Go through the entries below and print each one exactly, leaving out pictures.

◆ ◆ ◆ ◆ ◆ ◆ ◆

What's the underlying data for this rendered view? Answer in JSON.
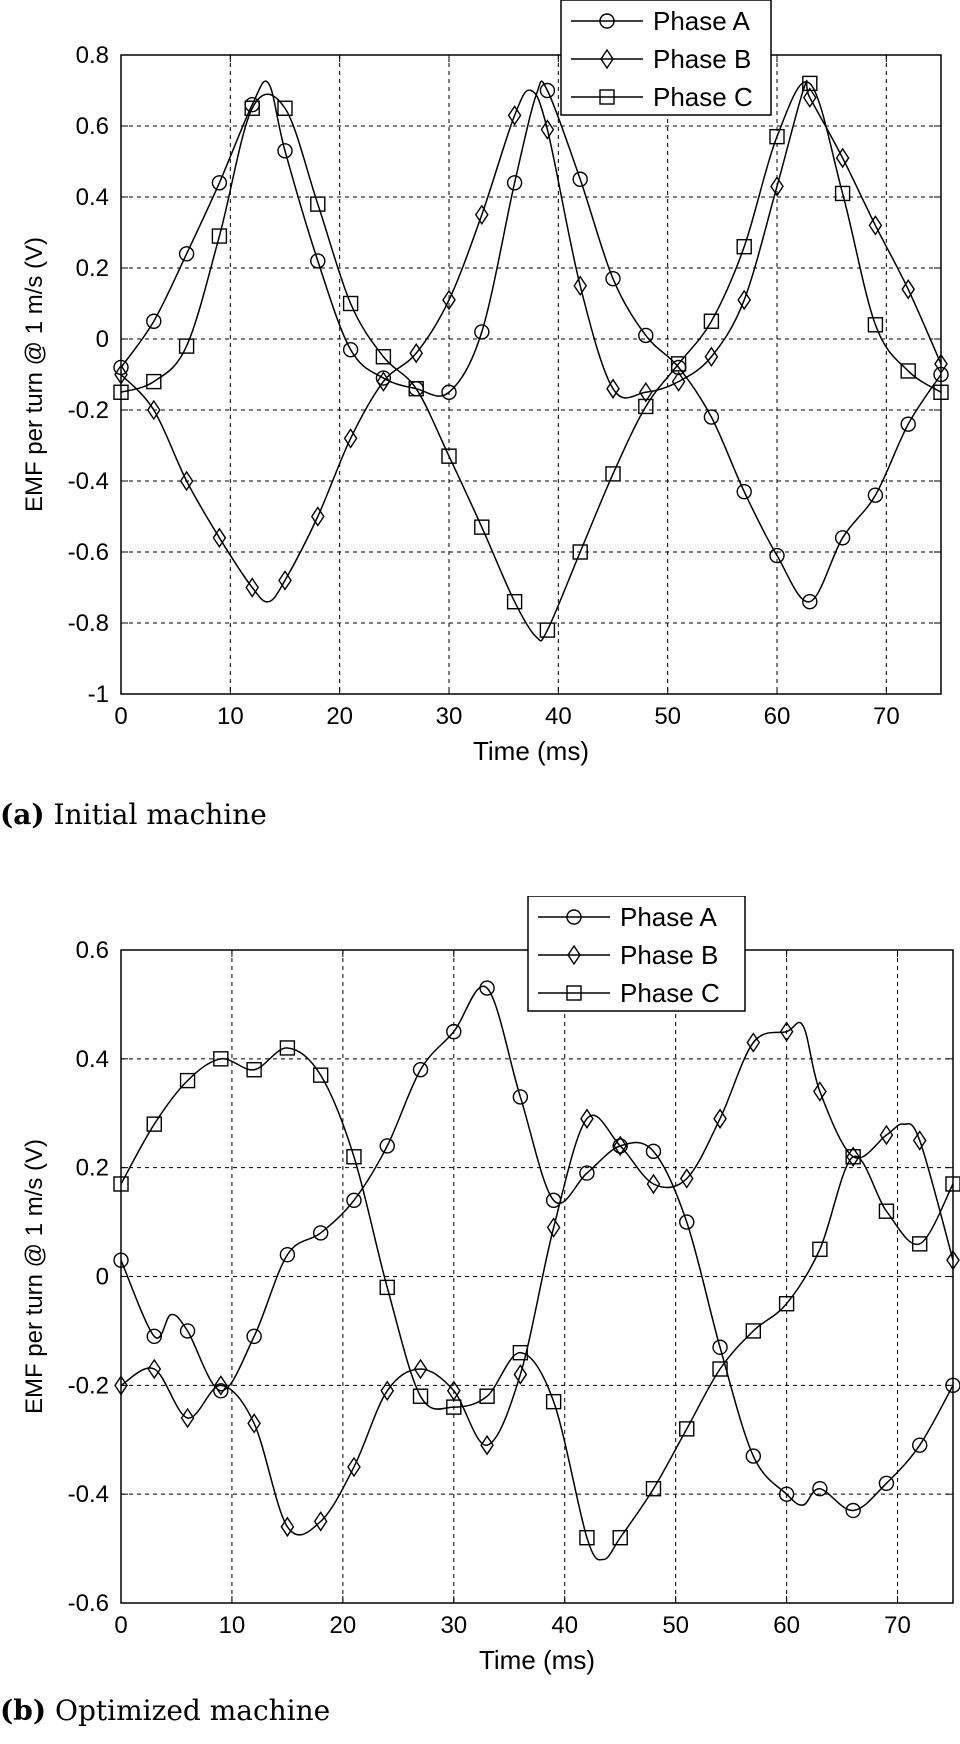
{
  "figure": {
    "caption_a_label": "(a)",
    "caption_a_text": "Initial machine",
    "caption_b_label": "(b)",
    "caption_b_text": "Optimized machine"
  },
  "chart_data": [
    {
      "type": "line",
      "title": "",
      "xlabel": "Time (ms)",
      "ylabel": "EMF per turn @ 1 m/s (V)",
      "xlim": [
        0,
        75
      ],
      "ylim": [
        -1,
        0.8
      ],
      "xticks": [
        0,
        10,
        20,
        30,
        40,
        50,
        60,
        70
      ],
      "yticks": [
        -1,
        -0.8,
        -0.6,
        -0.4,
        -0.2,
        0,
        0.2,
        0.4,
        0.6,
        0.8
      ],
      "ytick_labels": [
        "-1",
        "-0.8",
        "-0.6",
        "-0.4",
        "-0.2",
        "0",
        "0.2",
        "0.4",
        "0.6",
        "0.8"
      ],
      "grid": true,
      "legend": "top-right",
      "series": [
        {
          "name": "Phase A",
          "marker": "circle",
          "x": [
            0,
            3,
            6,
            9,
            12,
            13.5,
            15,
            18,
            21,
            24,
            27,
            30,
            33,
            36,
            38,
            39,
            42,
            45,
            48,
            51,
            54,
            57,
            60,
            63,
            66,
            69,
            72,
            75
          ],
          "y": [
            -0.08,
            0.05,
            0.24,
            0.44,
            0.66,
            0.72,
            0.53,
            0.22,
            -0.03,
            -0.11,
            -0.14,
            -0.15,
            0.02,
            0.44,
            0.69,
            0.7,
            0.45,
            0.17,
            0.01,
            -0.08,
            -0.22,
            -0.43,
            -0.61,
            -0.74,
            -0.56,
            -0.44,
            -0.24,
            -0.1
          ]
        },
        {
          "name": "Phase B",
          "marker": "diamond",
          "x": [
            0,
            3,
            6,
            9,
            12,
            13.5,
            15,
            18,
            21,
            24,
            27,
            30,
            33,
            36,
            37.5,
            39,
            42,
            45,
            48,
            51,
            54,
            57,
            60,
            62.5,
            63,
            66,
            69,
            72,
            75
          ],
          "y": [
            -0.1,
            -0.2,
            -0.4,
            -0.56,
            -0.7,
            -0.74,
            -0.68,
            -0.5,
            -0.28,
            -0.12,
            -0.04,
            0.11,
            0.35,
            0.63,
            0.7,
            0.59,
            0.15,
            -0.14,
            -0.15,
            -0.12,
            -0.05,
            0.11,
            0.43,
            0.71,
            0.68,
            0.51,
            0.32,
            0.14,
            -0.07
          ]
        },
        {
          "name": "Phase C",
          "marker": "square",
          "x": [
            0,
            3,
            6,
            9,
            12,
            15,
            18,
            21,
            24,
            27,
            30,
            33,
            36,
            38,
            39,
            42,
            45,
            48,
            51,
            54,
            57,
            60,
            63,
            66,
            69,
            72,
            75
          ],
          "y": [
            -0.15,
            -0.12,
            -0.02,
            0.29,
            0.65,
            0.65,
            0.38,
            0.1,
            -0.05,
            -0.14,
            -0.33,
            -0.53,
            -0.74,
            -0.84,
            -0.82,
            -0.6,
            -0.38,
            -0.19,
            -0.07,
            0.05,
            0.26,
            0.57,
            0.72,
            0.41,
            0.04,
            -0.09,
            -0.15
          ]
        }
      ]
    },
    {
      "type": "line",
      "title": "",
      "xlabel": "Time (ms)",
      "ylabel": "EMF per turn @ 1 m/s (V)",
      "xlim": [
        0,
        75
      ],
      "ylim": [
        -0.6,
        0.6
      ],
      "xticks": [
        0,
        10,
        20,
        30,
        40,
        50,
        60,
        70
      ],
      "yticks": [
        -0.6,
        -0.4,
        -0.2,
        0,
        0.2,
        0.4,
        0.6
      ],
      "ytick_labels": [
        "-0.6",
        "-0.4",
        "-0.2",
        "0",
        "0.2",
        "0.4",
        "0.6"
      ],
      "grid": true,
      "legend": "top-right",
      "series": [
        {
          "name": "Phase A",
          "marker": "circle",
          "x": [
            0,
            3,
            4.5,
            6,
            9,
            12,
            15,
            18,
            21,
            24,
            27,
            30,
            33,
            36,
            39,
            42,
            45,
            48,
            51,
            54,
            57,
            60,
            61.5,
            63,
            66,
            69,
            72,
            75
          ],
          "y": [
            0.03,
            -0.11,
            -0.07,
            -0.1,
            -0.21,
            -0.11,
            0.04,
            0.08,
            0.14,
            0.24,
            0.38,
            0.45,
            0.53,
            0.33,
            0.14,
            0.19,
            0.24,
            0.23,
            0.1,
            -0.13,
            -0.33,
            -0.4,
            -0.42,
            -0.39,
            -0.43,
            -0.38,
            -0.31,
            -0.2
          ]
        },
        {
          "name": "Phase B",
          "marker": "diamond",
          "x": [
            0,
            3,
            6,
            9,
            12,
            15,
            18,
            21,
            24,
            27,
            30,
            33,
            36,
            39,
            42,
            45,
            48,
            51,
            54,
            57,
            60,
            61.5,
            63,
            66,
            69,
            70.5,
            72,
            75
          ],
          "y": [
            -0.2,
            -0.17,
            -0.26,
            -0.2,
            -0.27,
            -0.46,
            -0.45,
            -0.35,
            -0.21,
            -0.17,
            -0.21,
            -0.31,
            -0.18,
            0.09,
            0.29,
            0.24,
            0.17,
            0.18,
            0.29,
            0.43,
            0.45,
            0.46,
            0.34,
            0.22,
            0.26,
            0.28,
            0.25,
            0.03
          ]
        },
        {
          "name": "Phase C",
          "marker": "square",
          "x": [
            0,
            3,
            6,
            9,
            12,
            15,
            18,
            21,
            24,
            27,
            30,
            33,
            36,
            39,
            42,
            43.5,
            45,
            48,
            51,
            54,
            57,
            60,
            63,
            66,
            69,
            72,
            75
          ],
          "y": [
            0.17,
            0.28,
            0.36,
            0.4,
            0.38,
            0.42,
            0.37,
            0.22,
            -0.02,
            -0.22,
            -0.24,
            -0.22,
            -0.14,
            -0.23,
            -0.48,
            -0.52,
            -0.48,
            -0.39,
            -0.28,
            -0.17,
            -0.1,
            -0.05,
            0.05,
            0.22,
            0.12,
            0.06,
            0.17
          ]
        }
      ]
    }
  ]
}
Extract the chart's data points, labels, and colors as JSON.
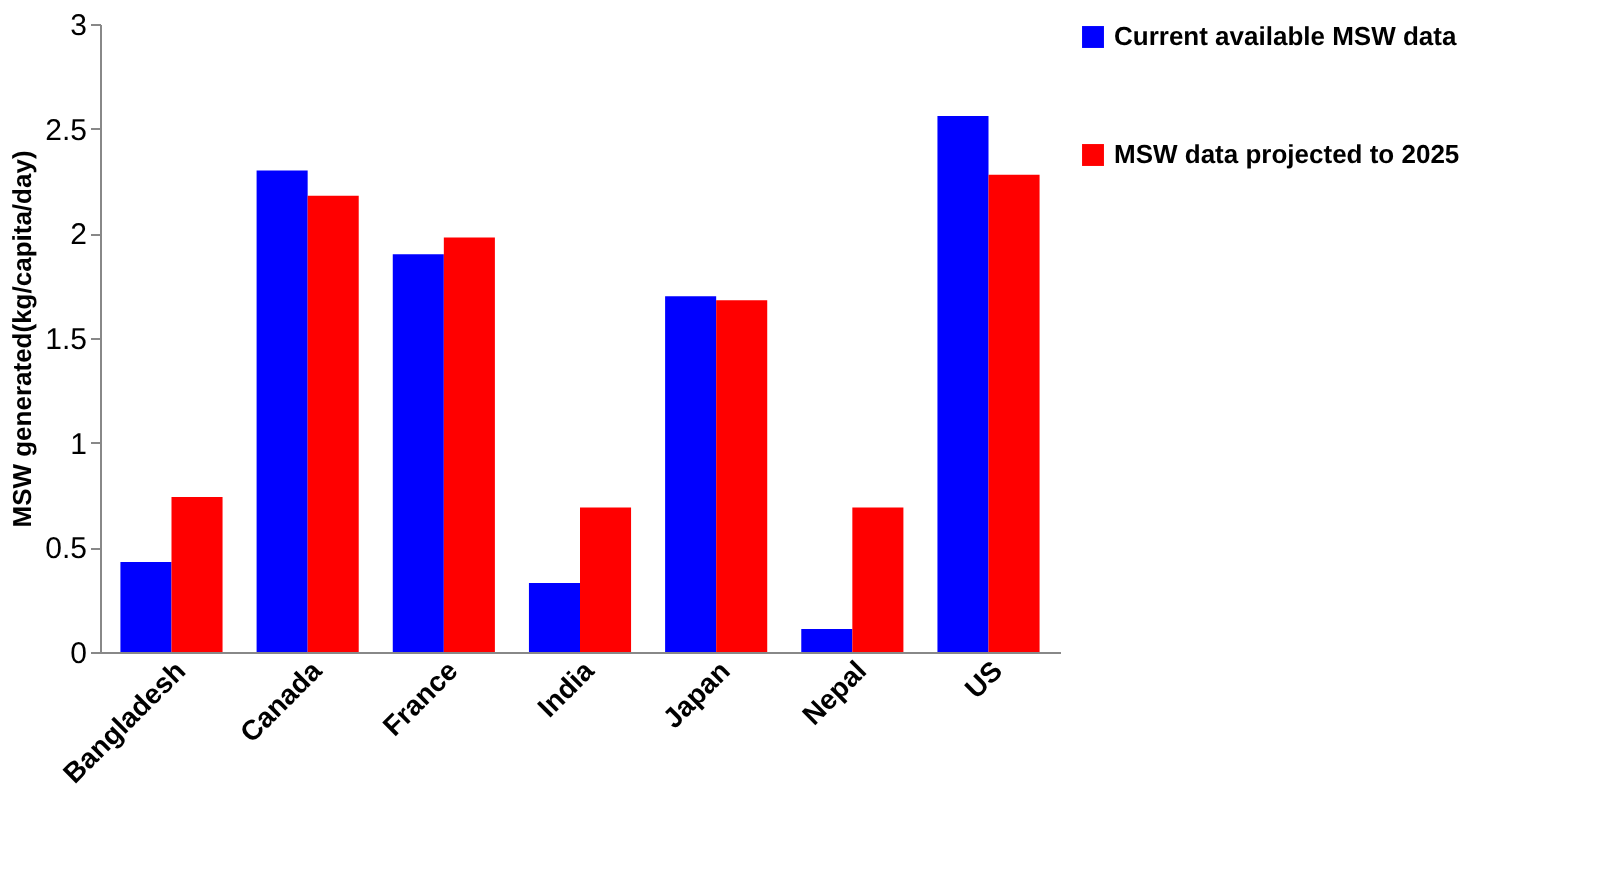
{
  "chart_data": {
    "type": "bar",
    "ylabel": "MSW generated(kg/capita/day)",
    "categories": [
      "Bangladesh",
      "Canada",
      "France",
      "India",
      "Japan",
      "Nepal",
      "US"
    ],
    "series": [
      {
        "name": "Current available MSW data",
        "color": "#0000ff",
        "values": [
          0.43,
          2.3,
          1.9,
          0.33,
          1.7,
          0.11,
          2.56
        ]
      },
      {
        "name": "MSW data projected to 2025",
        "color": "#ff0000",
        "values": [
          0.74,
          2.18,
          1.98,
          0.69,
          1.68,
          0.69,
          2.28
        ]
      }
    ],
    "ylim": [
      0,
      3
    ],
    "yticks": [
      0,
      0.5,
      1,
      1.5,
      2,
      2.5,
      3
    ],
    "grid": false,
    "legend": "right"
  }
}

◆ ◆ ◆ ◆ ◆ ◆ ◆

» **Result of this exercise**:
What's the underlying data for this rendered view? Answer in JSON.
{
  "figure": {
    "caption_a_label": "(a)",
    "caption_a_text": "Initial machine",
    "caption_b_label": "(b)",
    "caption_b_text": "Optimized machine"
  },
  "chart_data": [
    {
      "type": "line",
      "title": "",
      "xlabel": "Time (ms)",
      "ylabel": "EMF per turn @ 1 m/s (V)",
      "xlim": [
        0,
        75
      ],
      "ylim": [
        -1,
        0.8
      ],
      "xticks": [
        0,
        10,
        20,
        30,
        40,
        50,
        60,
        70
      ],
      "yticks": [
        -1,
        -0.8,
        -0.6,
        -0.4,
        -0.2,
        0,
        0.2,
        0.4,
        0.6,
        0.8
      ],
      "ytick_labels": [
        "-1",
        "-0.8",
        "-0.6",
        "-0.4",
        "-0.2",
        "0",
        "0.2",
        "0.4",
        "0.6",
        "0.8"
      ],
      "grid": true,
      "legend": "top-right",
      "series": [
        {
          "name": "Phase A",
          "marker": "circle",
          "x": [
            0,
            3,
            6,
            9,
            12,
            13.5,
            15,
            18,
            21,
            24,
            27,
            30,
            33,
            36,
            38,
            39,
            42,
            45,
            48,
            51,
            54,
            57,
            60,
            63,
            66,
            69,
            72,
            75
          ],
          "y": [
            -0.08,
            0.05,
            0.24,
            0.44,
            0.66,
            0.72,
            0.53,
            0.22,
            -0.03,
            -0.11,
            -0.14,
            -0.15,
            0.02,
            0.44,
            0.69,
            0.7,
            0.45,
            0.17,
            0.01,
            -0.08,
            -0.22,
            -0.43,
            -0.61,
            -0.74,
            -0.56,
            -0.44,
            -0.24,
            -0.1
          ]
        },
        {
          "name": "Phase B",
          "marker": "diamond",
          "x": [
            0,
            3,
            6,
            9,
            12,
            13.5,
            15,
            18,
            21,
            24,
            27,
            30,
            33,
            36,
            37.5,
            39,
            42,
            45,
            48,
            51,
            54,
            57,
            60,
            62.5,
            63,
            66,
            69,
            72,
            75
          ],
          "y": [
            -0.1,
            -0.2,
            -0.4,
            -0.56,
            -0.7,
            -0.74,
            -0.68,
            -0.5,
            -0.28,
            -0.12,
            -0.04,
            0.11,
            0.35,
            0.63,
            0.7,
            0.59,
            0.15,
            -0.14,
            -0.15,
            -0.12,
            -0.05,
            0.11,
            0.43,
            0.71,
            0.68,
            0.51,
            0.32,
            0.14,
            -0.07
          ]
        },
        {
          "name": "Phase C",
          "marker": "square",
          "x": [
            0,
            3,
            6,
            9,
            12,
            15,
            18,
            21,
            24,
            27,
            30,
            33,
            36,
            38,
            39,
            42,
            45,
            48,
            51,
            54,
            57,
            60,
            63,
            66,
            69,
            72,
            75
          ],
          "y": [
            -0.15,
            -0.12,
            -0.02,
            0.29,
            0.65,
            0.65,
            0.38,
            0.1,
            -0.05,
            -0.14,
            -0.33,
            -0.53,
            -0.74,
            -0.84,
            -0.82,
            -0.6,
            -0.38,
            -0.19,
            -0.07,
            0.05,
            0.26,
            0.57,
            0.72,
            0.41,
            0.04,
            -0.09,
            -0.15
          ]
        }
      ]
    },
    {
      "type": "line",
      "title": "",
      "xlabel": "Time (ms)",
      "ylabel": "EMF per turn @ 1 m/s (V)",
      "xlim": [
        0,
        75
      ],
      "ylim": [
        -0.6,
        0.6
      ],
      "xticks": [
        0,
        10,
        20,
        30,
        40,
        50,
        60,
        70
      ],
      "yticks": [
        -0.6,
        -0.4,
        -0.2,
        0,
        0.2,
        0.4,
        0.6
      ],
      "ytick_labels": [
        "-0.6",
        "-0.4",
        "-0.2",
        "0",
        "0.2",
        "0.4",
        "0.6"
      ],
      "grid": true,
      "legend": "top-right",
      "series": [
        {
          "name": "Phase A",
          "marker": "circle",
          "x": [
            0,
            3,
            4.5,
            6,
            9,
            12,
            15,
            18,
            21,
            24,
            27,
            30,
            33,
            36,
            39,
            42,
            45,
            48,
            51,
            54,
            57,
            60,
            61.5,
            63,
            66,
            69,
            72,
            75
          ],
          "y": [
            0.03,
            -0.11,
            -0.07,
            -0.1,
            -0.21,
            -0.11,
            0.04,
            0.08,
            0.14,
            0.24,
            0.38,
            0.45,
            0.53,
            0.33,
            0.14,
            0.19,
            0.24,
            0.23,
            0.1,
            -0.13,
            -0.33,
            -0.4,
            -0.42,
            -0.39,
            -0.43,
            -0.38,
            -0.31,
            -0.2
          ]
        },
        {
          "name": "Phase B",
          "marker": "diamond",
          "x": [
            0,
            3,
            6,
            9,
            12,
            15,
            18,
            21,
            24,
            27,
            30,
            33,
            36,
            39,
            42,
            45,
            48,
            51,
            54,
            57,
            60,
            61.5,
            63,
            66,
            69,
            70.5,
            72,
            75
          ],
          "y": [
            -0.2,
            -0.17,
            -0.26,
            -0.2,
            -0.27,
            -0.46,
            -0.45,
            -0.35,
            -0.21,
            -0.17,
            -0.21,
            -0.31,
            -0.18,
            0.09,
            0.29,
            0.24,
            0.17,
            0.18,
            0.29,
            0.43,
            0.45,
            0.46,
            0.34,
            0.22,
            0.26,
            0.28,
            0.25,
            0.03
          ]
        },
        {
          "name": "Phase C",
          "marker": "square",
          "x": [
            0,
            3,
            6,
            9,
            12,
            15,
            18,
            21,
            24,
            27,
            30,
            33,
            36,
            39,
            42,
            43.5,
            45,
            48,
            51,
            54,
            57,
            60,
            63,
            66,
            69,
            72,
            75
          ],
          "y": [
            0.17,
            0.28,
            0.36,
            0.4,
            0.38,
            0.42,
            0.37,
            0.22,
            -0.02,
            -0.22,
            -0.24,
            -0.22,
            -0.14,
            -0.23,
            -0.48,
            -0.52,
            -0.48,
            -0.39,
            -0.28,
            -0.17,
            -0.1,
            -0.05,
            0.05,
            0.22,
            0.12,
            0.06,
            0.17
          ]
        }
      ]
    }
  ]
}
Extract the chart's data points, labels, and colors as JSON.
{
  "chart_data": {
    "type": "bar",
    "ylabel": "MSW generated(kg/capita/day)",
    "categories": [
      "Bangladesh",
      "Canada",
      "France",
      "India",
      "Japan",
      "Nepal",
      "US"
    ],
    "series": [
      {
        "name": "Current available MSW data",
        "color": "#0000ff",
        "values": [
          0.43,
          2.3,
          1.9,
          0.33,
          1.7,
          0.11,
          2.56
        ]
      },
      {
        "name": "MSW data projected to 2025",
        "color": "#ff0000",
        "values": [
          0.74,
          2.18,
          1.98,
          0.69,
          1.68,
          0.69,
          2.28
        ]
      }
    ],
    "ylim": [
      0,
      3
    ],
    "yticks": [
      0,
      0.5,
      1,
      1.5,
      2,
      2.5,
      3
    ],
    "grid": false,
    "legend": "right"
  }
}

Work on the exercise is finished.